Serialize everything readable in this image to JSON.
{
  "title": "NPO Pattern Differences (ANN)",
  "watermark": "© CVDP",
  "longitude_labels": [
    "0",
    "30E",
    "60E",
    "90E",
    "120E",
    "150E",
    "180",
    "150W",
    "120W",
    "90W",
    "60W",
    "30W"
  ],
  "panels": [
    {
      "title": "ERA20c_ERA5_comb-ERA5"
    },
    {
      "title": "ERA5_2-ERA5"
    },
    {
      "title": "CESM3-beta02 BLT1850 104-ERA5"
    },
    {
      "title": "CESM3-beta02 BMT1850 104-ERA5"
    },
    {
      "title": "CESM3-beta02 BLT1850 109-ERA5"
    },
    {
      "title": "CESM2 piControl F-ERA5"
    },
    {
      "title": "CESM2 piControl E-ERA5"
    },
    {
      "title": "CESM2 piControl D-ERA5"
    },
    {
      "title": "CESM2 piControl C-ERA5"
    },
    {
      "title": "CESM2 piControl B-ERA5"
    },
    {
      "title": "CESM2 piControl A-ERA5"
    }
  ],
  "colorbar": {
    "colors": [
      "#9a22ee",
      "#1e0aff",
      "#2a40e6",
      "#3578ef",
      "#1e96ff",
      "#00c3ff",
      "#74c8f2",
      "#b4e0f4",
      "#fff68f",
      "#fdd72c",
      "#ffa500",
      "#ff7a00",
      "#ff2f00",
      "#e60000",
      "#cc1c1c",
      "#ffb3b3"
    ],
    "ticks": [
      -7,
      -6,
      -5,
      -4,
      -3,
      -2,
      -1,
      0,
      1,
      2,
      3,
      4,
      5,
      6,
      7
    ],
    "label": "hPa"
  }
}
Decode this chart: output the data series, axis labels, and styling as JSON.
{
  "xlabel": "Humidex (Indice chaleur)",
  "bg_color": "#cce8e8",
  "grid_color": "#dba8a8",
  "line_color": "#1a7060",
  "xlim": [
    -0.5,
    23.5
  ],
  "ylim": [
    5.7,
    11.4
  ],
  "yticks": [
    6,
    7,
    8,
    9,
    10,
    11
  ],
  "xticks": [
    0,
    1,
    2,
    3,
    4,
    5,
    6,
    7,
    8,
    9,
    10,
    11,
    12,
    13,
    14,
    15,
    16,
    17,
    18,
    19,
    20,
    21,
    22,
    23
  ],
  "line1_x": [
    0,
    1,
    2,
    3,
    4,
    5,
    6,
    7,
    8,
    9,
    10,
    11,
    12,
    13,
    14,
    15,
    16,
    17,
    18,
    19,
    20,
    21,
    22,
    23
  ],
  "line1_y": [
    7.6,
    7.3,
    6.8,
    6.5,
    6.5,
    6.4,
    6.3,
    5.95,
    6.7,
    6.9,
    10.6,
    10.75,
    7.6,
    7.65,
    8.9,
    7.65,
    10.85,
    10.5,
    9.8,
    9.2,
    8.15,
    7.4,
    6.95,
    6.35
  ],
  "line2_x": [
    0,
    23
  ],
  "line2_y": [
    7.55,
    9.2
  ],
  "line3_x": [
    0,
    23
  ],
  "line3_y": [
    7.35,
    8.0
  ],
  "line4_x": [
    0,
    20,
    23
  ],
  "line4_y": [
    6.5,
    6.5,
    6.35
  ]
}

==================================================

- _Work instructions_
Output each entry precisely as given.

- _Result of the task_
Serialize everything readable in this image to JSON.
{
  "title": "NPO Pattern Differences (ANN)",
  "watermark": "© CVDP",
  "longitude_labels": [
    "0",
    "30E",
    "60E",
    "90E",
    "120E",
    "150E",
    "180",
    "150W",
    "120W",
    "90W",
    "60W",
    "30W"
  ],
  "panels": [
    {
      "title": "ERA20c_ERA5_comb-ERA5"
    },
    {
      "title": "ERA5_2-ERA5"
    },
    {
      "title": "CESM3-beta02 BLT1850 104-ERA5"
    },
    {
      "title": "CESM3-beta02 BMT1850 104-ERA5"
    },
    {
      "title": "CESM3-beta02 BLT1850 109-ERA5"
    },
    {
      "title": "CESM2 piControl F-ERA5"
    },
    {
      "title": "CESM2 piControl E-ERA5"
    },
    {
      "title": "CESM2 piControl D-ERA5"
    },
    {
      "title": "CESM2 piControl C-ERA5"
    },
    {
      "title": "CESM2 piControl B-ERA5"
    },
    {
      "title": "CESM2 piControl A-ERA5"
    }
  ],
  "colorbar": {
    "colors": [
      "#9a22ee",
      "#1e0aff",
      "#2a40e6",
      "#3578ef",
      "#1e96ff",
      "#00c3ff",
      "#74c8f2",
      "#b4e0f4",
      "#fff68f",
      "#fdd72c",
      "#ffa500",
      "#ff7a00",
      "#ff2f00",
      "#e60000",
      "#cc1c1c",
      "#ffb3b3"
    ],
    "ticks": [
      -7,
      -6,
      -5,
      -4,
      -3,
      -2,
      -1,
      0,
      1,
      2,
      3,
      4,
      5,
      6,
      7
    ],
    "label": "hPa"
  }
}
Decode this chart: output the data series, axis labels, and styling as JSON.
{
  "xlabel": "Humidex (Indice chaleur)",
  "bg_color": "#cce8e8",
  "grid_color": "#dba8a8",
  "line_color": "#1a7060",
  "xlim": [
    -0.5,
    23.5
  ],
  "ylim": [
    5.7,
    11.4
  ],
  "yticks": [
    6,
    7,
    8,
    9,
    10,
    11
  ],
  "xticks": [
    0,
    1,
    2,
    3,
    4,
    5,
    6,
    7,
    8,
    9,
    10,
    11,
    12,
    13,
    14,
    15,
    16,
    17,
    18,
    19,
    20,
    21,
    22,
    23
  ],
  "line1_x": [
    0,
    1,
    2,
    3,
    4,
    5,
    6,
    7,
    8,
    9,
    10,
    11,
    12,
    13,
    14,
    15,
    16,
    17,
    18,
    19,
    20,
    21,
    22,
    23
  ],
  "line1_y": [
    7.6,
    7.3,
    6.8,
    6.5,
    6.5,
    6.4,
    6.3,
    5.95,
    6.7,
    6.9,
    10.6,
    10.75,
    7.6,
    7.65,
    8.9,
    7.65,
    10.85,
    10.5,
    9.8,
    9.2,
    8.15,
    7.4,
    6.95,
    6.35
  ],
  "line2_x": [
    0,
    23
  ],
  "line2_y": [
    7.55,
    9.2
  ],
  "line3_x": [
    0,
    23
  ],
  "line3_y": [
    7.35,
    8.0
  ],
  "line4_x": [
    0,
    20,
    23
  ],
  "line4_y": [
    6.5,
    6.5,
    6.35
  ]
}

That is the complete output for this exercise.